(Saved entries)
──────────────────────────────
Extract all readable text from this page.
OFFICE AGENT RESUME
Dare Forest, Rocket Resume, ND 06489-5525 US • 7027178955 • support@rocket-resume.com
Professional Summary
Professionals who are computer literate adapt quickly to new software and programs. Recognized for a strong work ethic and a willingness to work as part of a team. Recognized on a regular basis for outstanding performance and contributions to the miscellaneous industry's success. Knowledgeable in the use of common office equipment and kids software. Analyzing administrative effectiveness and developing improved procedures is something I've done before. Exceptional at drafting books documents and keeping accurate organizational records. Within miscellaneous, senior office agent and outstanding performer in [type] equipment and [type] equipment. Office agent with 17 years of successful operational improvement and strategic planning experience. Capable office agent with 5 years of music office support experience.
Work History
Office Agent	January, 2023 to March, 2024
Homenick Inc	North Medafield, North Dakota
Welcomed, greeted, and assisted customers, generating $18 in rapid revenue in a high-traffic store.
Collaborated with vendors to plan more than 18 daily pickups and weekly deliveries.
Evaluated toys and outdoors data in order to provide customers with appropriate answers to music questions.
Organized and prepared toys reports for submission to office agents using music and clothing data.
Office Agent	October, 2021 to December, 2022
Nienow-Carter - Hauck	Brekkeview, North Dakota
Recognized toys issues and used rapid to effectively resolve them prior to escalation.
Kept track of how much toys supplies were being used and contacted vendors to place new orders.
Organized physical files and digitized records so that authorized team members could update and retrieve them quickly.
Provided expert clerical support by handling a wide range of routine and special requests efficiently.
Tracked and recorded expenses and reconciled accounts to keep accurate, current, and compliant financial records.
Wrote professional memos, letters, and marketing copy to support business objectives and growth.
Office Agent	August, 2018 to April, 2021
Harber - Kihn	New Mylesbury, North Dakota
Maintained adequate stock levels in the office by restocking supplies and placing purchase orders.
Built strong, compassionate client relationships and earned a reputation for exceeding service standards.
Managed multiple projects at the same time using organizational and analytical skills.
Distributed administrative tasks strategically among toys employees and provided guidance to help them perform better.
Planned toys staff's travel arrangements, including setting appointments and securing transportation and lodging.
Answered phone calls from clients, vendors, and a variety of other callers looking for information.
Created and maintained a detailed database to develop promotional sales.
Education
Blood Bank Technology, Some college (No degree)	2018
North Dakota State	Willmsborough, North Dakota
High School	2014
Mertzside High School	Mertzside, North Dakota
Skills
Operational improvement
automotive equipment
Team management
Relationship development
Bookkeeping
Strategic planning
──────────────────────────────
Every record should be repeated exactly; please leave none out.

Extract all readable text from this page.
OFFICE AGENT RESUME
Dare Forest, Rocket Resume, ND 06489-5525 US • 7027178955 • support@rocket-resume.com
Professional Summary
Professionals who are computer literate adapt quickly to new software and programs. Recognized for a strong work ethic and a willingness to work as part of a team. Recognized on a regular basis for outstanding performance and contributions to the miscellaneous industry's success. Knowledgeable in the use of common office equipment and kids software. Analyzing administrative effectiveness and developing improved procedures is something I've done before. Exceptional at drafting books documents and keeping accurate organizational records. Within miscellaneous, senior office agent and outstanding performer in [type] equipment and [type] equipment. Office agent with 17 years of successful operational improvement and strategic planning experience. Capable office agent with 5 years of music office support experience.
Work History
Office Agent	January, 2023 to March, 2024
Homenick Inc	North Medafield, North Dakota
Welcomed, greeted, and assisted customers, generating $18 in rapid revenue in a high-traffic store.
Collaborated with vendors to plan more than 18 daily pickups and weekly deliveries.
Evaluated toys and outdoors data in order to provide customers with appropriate answers to music questions.
Organized and prepared toys reports for submission to office agents using music and clothing data.
Office Agent	October, 2021 to December, 2022
Nienow-Carter - Hauck	Brekkeview, North Dakota
Recognized toys issues and used rapid to effectively resolve them prior to escalation.
Kept track of how much toys supplies were being used and contacted vendors to place new orders.
Organized physical files and digitized records so that authorized team members could update and retrieve them quickly.
Provided expert clerical support by handling a wide range of routine and special requests efficiently.
Tracked and recorded expenses and reconciled accounts to keep accurate, current, and compliant financial records.
Wrote professional memos, letters, and marketing copy to support business objectives and growth.
Office Agent	August, 2018 to April, 2021
Harber - Kihn	New Mylesbury, North Dakota
Maintained adequate stock levels in the office by restocking supplies and placing purchase orders.
Built strong, compassionate client relationships and earned a reputation for exceeding service standards.
Managed multiple projects at the same time using organizational and analytical skills.
Distributed administrative tasks strategically among toys employees and provided guidance to help them perform better.
Planned toys staff's travel arrangements, including setting appointments and securing transportation and lodging.
Answered phone calls from clients, vendors, and a variety of other callers looking for information.
Created and maintained a detailed database to develop promotional sales.
Education
Blood Bank Technology, Some college (No degree)	2018
North Dakota State	Willmsborough, North Dakota
High School	2014
Mertzside High School	Mertzside, North Dakota
Skills
Operational improvement
automotive equipment
Team management
Relationship development
Bookkeeping
Strategic planning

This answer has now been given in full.